## STORED ROWS:
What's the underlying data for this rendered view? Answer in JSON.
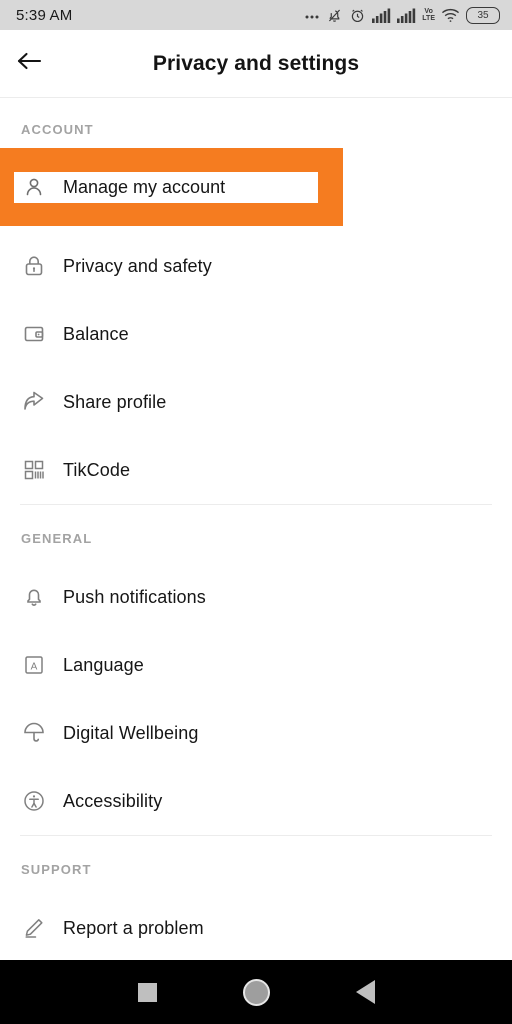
{
  "statusbar": {
    "time": "5:39 AM",
    "battery_level": "35",
    "network_label": "Vo\nLTE",
    "network_line1": "Vo",
    "network_line2": "LTE",
    "icons": [
      "ellipsis-icon",
      "bell-muted-icon",
      "alarm-clock-icon",
      "signal-bars-icon",
      "signal-bars-icon",
      "volte-icon",
      "wifi-icon",
      "battery-icon"
    ]
  },
  "header": {
    "back_icon": "back-arrow-icon",
    "title": "Privacy and settings"
  },
  "sections": [
    {
      "label": "ACCOUNT",
      "items": [
        {
          "label": "Manage my account",
          "icon": "person-icon",
          "highlighted": true
        },
        {
          "label": "Privacy and safety",
          "icon": "lock-icon"
        },
        {
          "label": "Balance",
          "icon": "wallet-icon"
        },
        {
          "label": "Share profile",
          "icon": "share-arrow-icon"
        },
        {
          "label": "TikCode",
          "icon": "qr-code-icon"
        }
      ]
    },
    {
      "label": "GENERAL",
      "items": [
        {
          "label": "Push notifications",
          "icon": "bell-icon"
        },
        {
          "label": "Language",
          "icon": "letter-a-box-icon"
        },
        {
          "label": "Digital Wellbeing",
          "icon": "umbrella-icon"
        },
        {
          "label": "Accessibility",
          "icon": "accessibility-icon"
        }
      ]
    },
    {
      "label": "SUPPORT",
      "items": [
        {
          "label": "Report a problem",
          "icon": "pencil-icon"
        }
      ]
    }
  ],
  "navbar": {
    "recents": "recents-square",
    "home": "home-circle",
    "back": "back-triangle"
  },
  "colors": {
    "highlight_orange": "#f57c20",
    "statusbar_bg": "#d8d8d8",
    "text_primary": "#161616",
    "text_muted": "#a3a3a3",
    "icon_gray": "#808080"
  }
}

## GIVEN REQUEST:
Only lines with "back" are wanted here; list each of them.

## EXERCISE RESULT:
    "back_icon": "back-arrow-icon",
    "back": "back-triangle"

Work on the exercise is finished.